(Exercise requirements): Count the lines in the entries below that include the word "JSON". Give nothing but the number.

(Working data):
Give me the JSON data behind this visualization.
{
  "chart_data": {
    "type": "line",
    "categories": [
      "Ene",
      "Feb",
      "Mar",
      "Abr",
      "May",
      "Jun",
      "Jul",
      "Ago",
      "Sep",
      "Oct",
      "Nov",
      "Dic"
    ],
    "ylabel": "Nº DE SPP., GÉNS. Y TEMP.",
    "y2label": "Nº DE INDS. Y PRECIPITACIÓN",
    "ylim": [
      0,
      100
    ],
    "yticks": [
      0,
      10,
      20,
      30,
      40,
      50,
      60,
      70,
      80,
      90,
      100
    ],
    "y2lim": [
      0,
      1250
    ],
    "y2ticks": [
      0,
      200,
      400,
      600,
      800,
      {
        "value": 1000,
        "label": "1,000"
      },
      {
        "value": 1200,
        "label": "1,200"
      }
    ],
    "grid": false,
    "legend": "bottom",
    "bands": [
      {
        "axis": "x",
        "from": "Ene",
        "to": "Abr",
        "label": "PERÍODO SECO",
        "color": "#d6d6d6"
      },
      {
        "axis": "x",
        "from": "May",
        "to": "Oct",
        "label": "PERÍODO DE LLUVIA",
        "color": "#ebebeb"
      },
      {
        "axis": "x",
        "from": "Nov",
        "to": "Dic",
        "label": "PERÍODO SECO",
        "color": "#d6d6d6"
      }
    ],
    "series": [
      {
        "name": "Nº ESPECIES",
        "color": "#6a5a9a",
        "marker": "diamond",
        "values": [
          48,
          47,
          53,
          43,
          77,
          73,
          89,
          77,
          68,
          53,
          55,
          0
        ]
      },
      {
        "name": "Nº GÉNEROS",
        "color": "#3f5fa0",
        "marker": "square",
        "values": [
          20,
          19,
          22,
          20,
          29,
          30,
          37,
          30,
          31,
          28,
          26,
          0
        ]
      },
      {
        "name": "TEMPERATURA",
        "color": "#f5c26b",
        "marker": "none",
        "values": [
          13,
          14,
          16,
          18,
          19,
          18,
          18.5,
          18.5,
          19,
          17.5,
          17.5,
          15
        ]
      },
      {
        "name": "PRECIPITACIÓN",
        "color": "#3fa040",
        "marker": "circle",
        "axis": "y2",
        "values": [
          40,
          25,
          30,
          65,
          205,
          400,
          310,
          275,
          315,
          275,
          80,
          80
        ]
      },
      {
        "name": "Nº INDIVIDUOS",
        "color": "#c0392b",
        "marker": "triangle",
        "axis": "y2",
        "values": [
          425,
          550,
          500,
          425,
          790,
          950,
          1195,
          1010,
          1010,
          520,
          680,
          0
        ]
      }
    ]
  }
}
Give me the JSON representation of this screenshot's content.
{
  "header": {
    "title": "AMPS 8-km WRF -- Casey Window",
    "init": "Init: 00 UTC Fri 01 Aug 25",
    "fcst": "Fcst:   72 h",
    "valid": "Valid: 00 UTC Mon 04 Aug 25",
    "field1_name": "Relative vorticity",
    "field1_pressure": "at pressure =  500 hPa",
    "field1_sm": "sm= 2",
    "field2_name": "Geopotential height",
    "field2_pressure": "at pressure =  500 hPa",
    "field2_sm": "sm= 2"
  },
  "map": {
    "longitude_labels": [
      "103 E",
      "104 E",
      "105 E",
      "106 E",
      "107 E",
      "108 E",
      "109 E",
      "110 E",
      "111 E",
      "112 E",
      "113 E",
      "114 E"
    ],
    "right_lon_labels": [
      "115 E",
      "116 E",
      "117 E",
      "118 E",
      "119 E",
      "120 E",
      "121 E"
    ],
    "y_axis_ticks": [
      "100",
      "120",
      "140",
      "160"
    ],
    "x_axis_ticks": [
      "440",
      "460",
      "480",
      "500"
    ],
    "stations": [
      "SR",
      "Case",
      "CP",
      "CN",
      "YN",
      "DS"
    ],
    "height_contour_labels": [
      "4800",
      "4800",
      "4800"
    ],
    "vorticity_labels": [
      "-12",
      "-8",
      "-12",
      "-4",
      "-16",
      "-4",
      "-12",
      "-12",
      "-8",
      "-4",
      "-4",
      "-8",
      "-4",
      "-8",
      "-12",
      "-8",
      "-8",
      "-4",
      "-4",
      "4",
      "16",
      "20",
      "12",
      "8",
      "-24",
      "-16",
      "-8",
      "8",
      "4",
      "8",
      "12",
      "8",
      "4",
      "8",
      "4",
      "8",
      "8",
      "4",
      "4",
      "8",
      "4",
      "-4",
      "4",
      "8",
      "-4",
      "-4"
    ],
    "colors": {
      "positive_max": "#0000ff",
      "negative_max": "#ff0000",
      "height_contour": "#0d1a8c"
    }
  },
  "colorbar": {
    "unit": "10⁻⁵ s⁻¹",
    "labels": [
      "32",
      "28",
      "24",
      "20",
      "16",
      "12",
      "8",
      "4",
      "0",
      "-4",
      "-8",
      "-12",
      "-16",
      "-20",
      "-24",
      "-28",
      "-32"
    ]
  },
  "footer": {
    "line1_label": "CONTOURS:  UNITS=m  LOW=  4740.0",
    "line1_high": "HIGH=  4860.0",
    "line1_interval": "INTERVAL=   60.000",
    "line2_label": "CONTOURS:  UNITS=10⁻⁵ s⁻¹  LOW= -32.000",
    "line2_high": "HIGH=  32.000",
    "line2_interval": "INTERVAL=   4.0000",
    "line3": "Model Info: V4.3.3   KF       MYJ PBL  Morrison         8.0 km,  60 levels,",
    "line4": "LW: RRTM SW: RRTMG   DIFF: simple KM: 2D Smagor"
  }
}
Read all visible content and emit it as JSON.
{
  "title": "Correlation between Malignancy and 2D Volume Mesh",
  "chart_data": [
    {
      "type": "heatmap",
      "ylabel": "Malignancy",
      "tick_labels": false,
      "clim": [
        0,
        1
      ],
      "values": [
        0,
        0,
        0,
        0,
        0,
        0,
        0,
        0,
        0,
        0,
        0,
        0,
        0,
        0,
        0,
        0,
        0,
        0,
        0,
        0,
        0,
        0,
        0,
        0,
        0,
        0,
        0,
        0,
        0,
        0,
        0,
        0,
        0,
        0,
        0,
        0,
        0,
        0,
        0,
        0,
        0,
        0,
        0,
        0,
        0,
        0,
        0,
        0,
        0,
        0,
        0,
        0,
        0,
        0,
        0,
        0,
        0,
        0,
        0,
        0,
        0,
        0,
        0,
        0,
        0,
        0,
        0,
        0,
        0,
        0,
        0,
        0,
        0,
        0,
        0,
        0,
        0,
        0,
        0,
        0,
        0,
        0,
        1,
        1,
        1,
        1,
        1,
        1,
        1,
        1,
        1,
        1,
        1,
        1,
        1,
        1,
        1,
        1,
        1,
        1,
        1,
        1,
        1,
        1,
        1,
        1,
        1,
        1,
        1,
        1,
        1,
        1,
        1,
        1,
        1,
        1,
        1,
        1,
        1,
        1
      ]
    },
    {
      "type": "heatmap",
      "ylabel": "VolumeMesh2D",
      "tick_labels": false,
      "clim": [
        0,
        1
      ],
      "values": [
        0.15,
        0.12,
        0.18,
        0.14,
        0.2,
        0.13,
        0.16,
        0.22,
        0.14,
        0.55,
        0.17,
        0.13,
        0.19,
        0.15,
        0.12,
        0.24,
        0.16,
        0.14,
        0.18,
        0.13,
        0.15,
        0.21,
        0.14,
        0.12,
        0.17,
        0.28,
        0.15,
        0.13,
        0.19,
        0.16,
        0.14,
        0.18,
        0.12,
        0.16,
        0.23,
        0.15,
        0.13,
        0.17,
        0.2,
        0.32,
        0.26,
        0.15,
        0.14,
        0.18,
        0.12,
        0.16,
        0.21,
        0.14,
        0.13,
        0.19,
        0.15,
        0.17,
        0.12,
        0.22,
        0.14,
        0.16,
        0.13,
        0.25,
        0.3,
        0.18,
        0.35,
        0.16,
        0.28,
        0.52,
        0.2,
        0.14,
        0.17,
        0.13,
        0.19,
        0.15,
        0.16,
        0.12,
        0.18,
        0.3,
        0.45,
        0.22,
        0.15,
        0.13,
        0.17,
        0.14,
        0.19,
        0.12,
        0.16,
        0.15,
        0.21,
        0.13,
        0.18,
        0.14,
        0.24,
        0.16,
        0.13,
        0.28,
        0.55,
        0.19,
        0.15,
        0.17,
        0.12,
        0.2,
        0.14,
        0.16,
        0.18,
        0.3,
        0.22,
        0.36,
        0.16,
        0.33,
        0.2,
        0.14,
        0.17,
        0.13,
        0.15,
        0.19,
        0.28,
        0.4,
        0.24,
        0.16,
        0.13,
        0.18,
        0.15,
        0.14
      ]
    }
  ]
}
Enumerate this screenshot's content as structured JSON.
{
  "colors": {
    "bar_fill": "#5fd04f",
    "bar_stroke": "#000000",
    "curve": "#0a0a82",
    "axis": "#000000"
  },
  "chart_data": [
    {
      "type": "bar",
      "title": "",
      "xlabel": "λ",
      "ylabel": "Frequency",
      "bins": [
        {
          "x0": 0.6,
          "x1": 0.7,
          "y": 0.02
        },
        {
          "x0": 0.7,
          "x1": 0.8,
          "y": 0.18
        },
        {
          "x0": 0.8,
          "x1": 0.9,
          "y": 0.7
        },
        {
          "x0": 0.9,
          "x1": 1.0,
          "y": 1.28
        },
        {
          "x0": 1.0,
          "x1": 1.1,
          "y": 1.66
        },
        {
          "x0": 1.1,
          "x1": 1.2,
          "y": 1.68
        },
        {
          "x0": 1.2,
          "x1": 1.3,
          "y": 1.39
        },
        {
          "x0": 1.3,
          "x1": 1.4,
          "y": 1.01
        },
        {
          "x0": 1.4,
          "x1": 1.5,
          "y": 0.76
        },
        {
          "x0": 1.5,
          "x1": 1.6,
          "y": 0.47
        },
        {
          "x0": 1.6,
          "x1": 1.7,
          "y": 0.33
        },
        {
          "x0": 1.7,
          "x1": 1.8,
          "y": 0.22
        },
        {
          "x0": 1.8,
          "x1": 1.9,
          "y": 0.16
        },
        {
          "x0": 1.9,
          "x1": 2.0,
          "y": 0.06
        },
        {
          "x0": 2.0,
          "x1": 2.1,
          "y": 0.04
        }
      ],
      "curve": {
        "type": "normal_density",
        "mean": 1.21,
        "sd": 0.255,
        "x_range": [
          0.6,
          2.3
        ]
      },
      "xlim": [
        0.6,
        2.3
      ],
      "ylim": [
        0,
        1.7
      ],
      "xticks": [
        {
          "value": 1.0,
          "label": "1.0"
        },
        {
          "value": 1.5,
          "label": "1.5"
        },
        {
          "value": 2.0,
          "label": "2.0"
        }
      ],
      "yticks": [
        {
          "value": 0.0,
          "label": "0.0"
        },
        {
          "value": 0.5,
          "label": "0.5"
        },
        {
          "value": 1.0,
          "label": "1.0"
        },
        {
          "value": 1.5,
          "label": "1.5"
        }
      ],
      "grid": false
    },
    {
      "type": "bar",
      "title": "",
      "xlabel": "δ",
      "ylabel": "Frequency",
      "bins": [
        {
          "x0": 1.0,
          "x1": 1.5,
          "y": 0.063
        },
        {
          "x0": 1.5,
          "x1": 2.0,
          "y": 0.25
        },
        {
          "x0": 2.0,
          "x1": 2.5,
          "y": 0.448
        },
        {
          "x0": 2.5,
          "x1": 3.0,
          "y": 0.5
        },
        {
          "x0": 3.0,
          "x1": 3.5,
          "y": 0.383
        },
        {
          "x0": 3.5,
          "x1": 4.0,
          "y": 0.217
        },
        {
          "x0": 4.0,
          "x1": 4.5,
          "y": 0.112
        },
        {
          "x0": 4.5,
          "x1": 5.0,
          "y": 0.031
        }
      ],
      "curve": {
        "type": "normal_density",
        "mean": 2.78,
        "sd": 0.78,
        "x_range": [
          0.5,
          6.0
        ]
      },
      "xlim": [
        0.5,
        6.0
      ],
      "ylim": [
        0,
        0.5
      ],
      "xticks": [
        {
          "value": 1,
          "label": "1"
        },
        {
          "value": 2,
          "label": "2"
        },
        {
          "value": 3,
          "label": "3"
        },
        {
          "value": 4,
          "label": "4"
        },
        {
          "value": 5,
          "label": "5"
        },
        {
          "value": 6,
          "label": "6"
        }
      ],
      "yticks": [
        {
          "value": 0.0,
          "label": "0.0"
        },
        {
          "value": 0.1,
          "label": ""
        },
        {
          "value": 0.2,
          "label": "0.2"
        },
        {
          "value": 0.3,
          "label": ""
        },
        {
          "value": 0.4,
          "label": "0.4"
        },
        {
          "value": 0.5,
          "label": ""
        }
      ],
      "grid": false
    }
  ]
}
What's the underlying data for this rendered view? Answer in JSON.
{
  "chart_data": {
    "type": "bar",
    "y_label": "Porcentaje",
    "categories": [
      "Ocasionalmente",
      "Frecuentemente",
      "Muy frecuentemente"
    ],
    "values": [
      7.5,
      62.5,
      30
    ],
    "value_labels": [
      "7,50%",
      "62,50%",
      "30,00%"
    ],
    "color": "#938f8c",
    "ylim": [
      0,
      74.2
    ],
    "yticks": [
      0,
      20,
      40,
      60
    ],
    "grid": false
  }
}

(Result for this task): 5